::: DATASET EXCERPTS
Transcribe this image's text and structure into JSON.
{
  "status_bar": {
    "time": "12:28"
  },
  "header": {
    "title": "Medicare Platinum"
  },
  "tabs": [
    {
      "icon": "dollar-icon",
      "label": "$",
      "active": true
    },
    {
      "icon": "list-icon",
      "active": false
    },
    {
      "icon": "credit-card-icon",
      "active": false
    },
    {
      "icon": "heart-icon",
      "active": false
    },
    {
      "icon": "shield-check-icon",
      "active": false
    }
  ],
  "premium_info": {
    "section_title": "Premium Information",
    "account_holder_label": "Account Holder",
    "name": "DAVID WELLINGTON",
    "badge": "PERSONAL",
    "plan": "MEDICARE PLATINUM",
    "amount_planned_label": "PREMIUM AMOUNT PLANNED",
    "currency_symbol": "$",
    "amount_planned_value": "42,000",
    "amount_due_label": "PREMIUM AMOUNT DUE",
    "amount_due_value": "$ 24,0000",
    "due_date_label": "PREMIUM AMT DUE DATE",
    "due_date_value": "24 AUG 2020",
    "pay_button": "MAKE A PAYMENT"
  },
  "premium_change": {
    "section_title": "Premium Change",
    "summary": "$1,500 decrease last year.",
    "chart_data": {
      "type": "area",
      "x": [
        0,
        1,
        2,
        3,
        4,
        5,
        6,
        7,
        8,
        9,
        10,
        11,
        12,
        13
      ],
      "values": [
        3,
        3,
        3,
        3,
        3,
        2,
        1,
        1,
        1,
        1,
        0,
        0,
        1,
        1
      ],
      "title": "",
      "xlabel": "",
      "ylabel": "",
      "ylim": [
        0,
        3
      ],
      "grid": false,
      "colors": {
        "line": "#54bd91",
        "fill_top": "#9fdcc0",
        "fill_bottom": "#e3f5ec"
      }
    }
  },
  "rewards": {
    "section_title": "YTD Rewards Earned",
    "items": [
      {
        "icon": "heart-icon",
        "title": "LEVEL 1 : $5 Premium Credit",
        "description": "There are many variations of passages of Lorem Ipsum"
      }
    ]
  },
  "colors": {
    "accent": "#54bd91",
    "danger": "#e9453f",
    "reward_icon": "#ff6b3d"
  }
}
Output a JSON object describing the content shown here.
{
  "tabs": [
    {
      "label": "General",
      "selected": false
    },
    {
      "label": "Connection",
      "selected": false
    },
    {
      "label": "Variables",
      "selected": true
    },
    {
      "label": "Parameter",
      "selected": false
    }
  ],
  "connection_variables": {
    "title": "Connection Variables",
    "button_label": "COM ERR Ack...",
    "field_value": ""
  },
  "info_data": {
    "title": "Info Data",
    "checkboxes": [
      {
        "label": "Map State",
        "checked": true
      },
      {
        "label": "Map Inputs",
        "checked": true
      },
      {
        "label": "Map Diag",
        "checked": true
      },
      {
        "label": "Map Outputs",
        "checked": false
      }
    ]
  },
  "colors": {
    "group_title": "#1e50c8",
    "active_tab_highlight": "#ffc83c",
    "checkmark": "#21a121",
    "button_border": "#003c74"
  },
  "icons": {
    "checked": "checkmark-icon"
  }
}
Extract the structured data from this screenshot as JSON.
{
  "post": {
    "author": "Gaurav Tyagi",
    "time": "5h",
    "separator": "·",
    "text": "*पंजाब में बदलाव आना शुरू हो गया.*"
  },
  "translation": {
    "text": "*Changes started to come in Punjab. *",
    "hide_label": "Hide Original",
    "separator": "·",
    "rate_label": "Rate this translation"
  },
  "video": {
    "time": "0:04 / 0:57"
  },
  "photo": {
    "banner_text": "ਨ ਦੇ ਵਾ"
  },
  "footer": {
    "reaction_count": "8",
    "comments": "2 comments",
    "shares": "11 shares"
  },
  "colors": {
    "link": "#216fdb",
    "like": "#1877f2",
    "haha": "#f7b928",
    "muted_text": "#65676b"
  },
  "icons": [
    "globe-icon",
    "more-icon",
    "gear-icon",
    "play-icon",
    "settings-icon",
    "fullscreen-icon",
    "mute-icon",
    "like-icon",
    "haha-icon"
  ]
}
::::::
▸ DIRECTIONS FOR THIS TASK
Would you write down every record again, exactly?

▸ TASK ANSWER
Transcribe this image's text and structure into JSON.
{
  "status_bar": {
    "time": "12:28"
  },
  "header": {
    "title": "Medicare Platinum"
  },
  "tabs": [
    {
      "icon": "dollar-icon",
      "label": "$",
      "active": true
    },
    {
      "icon": "list-icon",
      "active": false
    },
    {
      "icon": "credit-card-icon",
      "active": false
    },
    {
      "icon": "heart-icon",
      "active": false
    },
    {
      "icon": "shield-check-icon",
      "active": false
    }
  ],
  "premium_info": {
    "section_title": "Premium Information",
    "account_holder_label": "Account Holder",
    "name": "DAVID WELLINGTON",
    "badge": "PERSONAL",
    "plan": "MEDICARE PLATINUM",
    "amount_planned_label": "PREMIUM AMOUNT PLANNED",
    "currency_symbol": "$",
    "amount_planned_value": "42,000",
    "amount_due_label": "PREMIUM AMOUNT DUE",
    "amount_due_value": "$ 24,0000",
    "due_date_label": "PREMIUM AMT DUE DATE",
    "due_date_value": "24 AUG 2020",
    "pay_button": "MAKE A PAYMENT"
  },
  "premium_change": {
    "section_title": "Premium Change",
    "summary": "$1,500 decrease last year.",
    "chart_data": {
      "type": "area",
      "x": [
        0,
        1,
        2,
        3,
        4,
        5,
        6,
        7,
        8,
        9,
        10,
        11,
        12,
        13
      ],
      "values": [
        3,
        3,
        3,
        3,
        3,
        2,
        1,
        1,
        1,
        1,
        0,
        0,
        1,
        1
      ],
      "title": "",
      "xlabel": "",
      "ylabel": "",
      "ylim": [
        0,
        3
      ],
      "grid": false,
      "colors": {
        "line": "#54bd91",
        "fill_top": "#9fdcc0",
        "fill_bottom": "#e3f5ec"
      }
    }
  },
  "rewards": {
    "section_title": "YTD Rewards Earned",
    "items": [
      {
        "icon": "heart-icon",
        "title": "LEVEL 1 : $5 Premium Credit",
        "description": "There are many variations of passages of Lorem Ipsum"
      }
    ]
  },
  "colors": {
    "accent": "#54bd91",
    "danger": "#e9453f",
    "reward_icon": "#ff6b3d"
  }
}
Output a JSON object describing the content shown here.
{
  "tabs": [
    {
      "label": "General",
      "selected": false
    },
    {
      "label": "Connection",
      "selected": false
    },
    {
      "label": "Variables",
      "selected": true
    },
    {
      "label": "Parameter",
      "selected": false
    }
  ],
  "connection_variables": {
    "title": "Connection Variables",
    "button_label": "COM ERR Ack...",
    "field_value": ""
  },
  "info_data": {
    "title": "Info Data",
    "checkboxes": [
      {
        "label": "Map State",
        "checked": true
      },
      {
        "label": "Map Inputs",
        "checked": true
      },
      {
        "label": "Map Diag",
        "checked": true
      },
      {
        "label": "Map Outputs",
        "checked": false
      }
    ]
  },
  "colors": {
    "group_title": "#1e50c8",
    "active_tab_highlight": "#ffc83c",
    "checkmark": "#21a121",
    "button_border": "#003c74"
  },
  "icons": {
    "checked": "checkmark-icon"
  }
}
Extract the structured data from this screenshot as JSON.
{
  "post": {
    "author": "Gaurav Tyagi",
    "time": "5h",
    "separator": "·",
    "text": "*पंजाब में बदलाव आना शुरू हो गया.*"
  },
  "translation": {
    "text": "*Changes started to come in Punjab. *",
    "hide_label": "Hide Original",
    "separator": "·",
    "rate_label": "Rate this translation"
  },
  "video": {
    "time": "0:04 / 0:57"
  },
  "photo": {
    "banner_text": "ਨ ਦੇ ਵਾ"
  },
  "footer": {
    "reaction_count": "8",
    "comments": "2 comments",
    "shares": "11 shares"
  },
  "colors": {
    "link": "#216fdb",
    "like": "#1877f2",
    "haha": "#f7b928",
    "muted_text": "#65676b"
  },
  "icons": [
    "globe-icon",
    "more-icon",
    "gear-icon",
    "play-icon",
    "settings-icon",
    "fullscreen-icon",
    "mute-icon",
    "like-icon",
    "haha-icon"
  ]
}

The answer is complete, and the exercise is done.